_Work to complete_. Print every line of the listing exactly, please.

_Stored records_.
::::::::

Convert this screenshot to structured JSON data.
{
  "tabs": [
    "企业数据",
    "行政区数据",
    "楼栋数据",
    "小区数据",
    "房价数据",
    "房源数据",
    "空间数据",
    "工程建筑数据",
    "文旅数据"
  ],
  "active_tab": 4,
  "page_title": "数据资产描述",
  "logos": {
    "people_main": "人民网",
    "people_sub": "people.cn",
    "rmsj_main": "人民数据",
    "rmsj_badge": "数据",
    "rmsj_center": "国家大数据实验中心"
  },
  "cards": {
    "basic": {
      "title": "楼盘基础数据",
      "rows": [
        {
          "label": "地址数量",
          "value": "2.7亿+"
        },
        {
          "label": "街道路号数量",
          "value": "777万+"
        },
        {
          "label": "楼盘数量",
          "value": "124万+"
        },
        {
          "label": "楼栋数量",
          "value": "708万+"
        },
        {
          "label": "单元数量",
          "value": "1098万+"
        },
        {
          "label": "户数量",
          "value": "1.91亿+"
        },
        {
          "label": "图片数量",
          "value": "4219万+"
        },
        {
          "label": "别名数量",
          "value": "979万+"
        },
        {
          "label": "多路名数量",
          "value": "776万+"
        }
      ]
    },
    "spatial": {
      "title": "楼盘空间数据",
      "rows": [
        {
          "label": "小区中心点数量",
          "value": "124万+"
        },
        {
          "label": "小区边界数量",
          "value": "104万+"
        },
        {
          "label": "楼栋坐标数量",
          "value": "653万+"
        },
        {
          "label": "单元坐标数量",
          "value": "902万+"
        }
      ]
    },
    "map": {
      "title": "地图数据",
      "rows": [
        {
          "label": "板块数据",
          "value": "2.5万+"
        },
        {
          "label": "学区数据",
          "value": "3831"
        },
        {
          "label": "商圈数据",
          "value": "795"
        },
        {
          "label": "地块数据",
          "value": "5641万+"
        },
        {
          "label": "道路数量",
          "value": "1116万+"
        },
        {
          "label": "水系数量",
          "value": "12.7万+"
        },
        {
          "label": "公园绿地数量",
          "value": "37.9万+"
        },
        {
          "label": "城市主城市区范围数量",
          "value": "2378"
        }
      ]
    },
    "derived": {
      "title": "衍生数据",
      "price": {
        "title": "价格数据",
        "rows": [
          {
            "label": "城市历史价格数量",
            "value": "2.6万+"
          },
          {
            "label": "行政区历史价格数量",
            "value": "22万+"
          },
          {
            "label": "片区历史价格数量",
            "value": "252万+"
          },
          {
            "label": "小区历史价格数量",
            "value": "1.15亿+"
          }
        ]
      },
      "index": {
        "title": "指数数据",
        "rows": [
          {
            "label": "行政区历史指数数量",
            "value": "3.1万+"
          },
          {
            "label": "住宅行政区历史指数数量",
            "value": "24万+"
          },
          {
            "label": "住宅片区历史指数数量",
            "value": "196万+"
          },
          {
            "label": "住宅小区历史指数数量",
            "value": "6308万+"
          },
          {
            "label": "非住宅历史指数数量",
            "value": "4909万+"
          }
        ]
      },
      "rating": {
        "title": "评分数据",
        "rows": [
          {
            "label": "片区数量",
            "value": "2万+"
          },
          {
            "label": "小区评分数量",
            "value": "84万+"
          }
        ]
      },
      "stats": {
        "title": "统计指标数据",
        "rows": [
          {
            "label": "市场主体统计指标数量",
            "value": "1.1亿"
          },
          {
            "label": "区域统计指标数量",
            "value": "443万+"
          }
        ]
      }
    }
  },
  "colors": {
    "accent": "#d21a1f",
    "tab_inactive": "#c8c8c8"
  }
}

::::::::

_Answer for this exercise_.
Convert this screenshot to structured JSON data.
{
  "tabs": [
    "企业数据",
    "行政区数据",
    "楼栋数据",
    "小区数据",
    "房价数据",
    "房源数据",
    "空间数据",
    "工程建筑数据",
    "文旅数据"
  ],
  "active_tab": 4,
  "page_title": "数据资产描述",
  "logos": {
    "people_main": "人民网",
    "people_sub": "people.cn",
    "rmsj_main": "人民数据",
    "rmsj_badge": "数据",
    "rmsj_center": "国家大数据实验中心"
  },
  "cards": {
    "basic": {
      "title": "楼盘基础数据",
      "rows": [
        {
          "label": "地址数量",
          "value": "2.7亿+"
        },
        {
          "label": "街道路号数量",
          "value": "777万+"
        },
        {
          "label": "楼盘数量",
          "value": "124万+"
        },
        {
          "label": "楼栋数量",
          "value": "708万+"
        },
        {
          "label": "单元数量",
          "value": "1098万+"
        },
        {
          "label": "户数量",
          "value": "1.91亿+"
        },
        {
          "label": "图片数量",
          "value": "4219万+"
        },
        {
          "label": "别名数量",
          "value": "979万+"
        },
        {
          "label": "多路名数量",
          "value": "776万+"
        }
      ]
    },
    "spatial": {
      "title": "楼盘空间数据",
      "rows": [
        {
          "label": "小区中心点数量",
          "value": "124万+"
        },
        {
          "label": "小区边界数量",
          "value": "104万+"
        },
        {
          "label": "楼栋坐标数量",
          "value": "653万+"
        },
        {
          "label": "单元坐标数量",
          "value": "902万+"
        }
      ]
    },
    "map": {
      "title": "地图数据",
      "rows": [
        {
          "label": "板块数据",
          "value": "2.5万+"
        },
        {
          "label": "学区数据",
          "value": "3831"
        },
        {
          "label": "商圈数据",
          "value": "795"
        },
        {
          "label": "地块数据",
          "value": "5641万+"
        },
        {
          "label": "道路数量",
          "value": "1116万+"
        },
        {
          "label": "水系数量",
          "value": "12.7万+"
        },
        {
          "label": "公园绿地数量",
          "value": "37.9万+"
        },
        {
          "label": "城市主城市区范围数量",
          "value": "2378"
        }
      ]
    },
    "derived": {
      "title": "衍生数据",
      "price": {
        "title": "价格数据",
        "rows": [
          {
            "label": "城市历史价格数量",
            "value": "2.6万+"
          },
          {
            "label": "行政区历史价格数量",
            "value": "22万+"
          },
          {
            "label": "片区历史价格数量",
            "value": "252万+"
          },
          {
            "label": "小区历史价格数量",
            "value": "1.15亿+"
          }
        ]
      },
      "index": {
        "title": "指数数据",
        "rows": [
          {
            "label": "行政区历史指数数量",
            "value": "3.1万+"
          },
          {
            "label": "住宅行政区历史指数数量",
            "value": "24万+"
          },
          {
            "label": "住宅片区历史指数数量",
            "value": "196万+"
          },
          {
            "label": "住宅小区历史指数数量",
            "value": "6308万+"
          },
          {
            "label": "非住宅历史指数数量",
            "value": "4909万+"
          }
        ]
      },
      "rating": {
        "title": "评分数据",
        "rows": [
          {
            "label": "片区数量",
            "value": "2万+"
          },
          {
            "label": "小区评分数量",
            "value": "84万+"
          }
        ]
      },
      "stats": {
        "title": "统计指标数据",
        "rows": [
          {
            "label": "市场主体统计指标数量",
            "value": "1.1亿"
          },
          {
            "label": "区域统计指标数量",
            "value": "443万+"
          }
        ]
      }
    }
  },
  "colors": {
    "accent": "#d21a1f",
    "tab_inactive": "#c8c8c8"
  }
}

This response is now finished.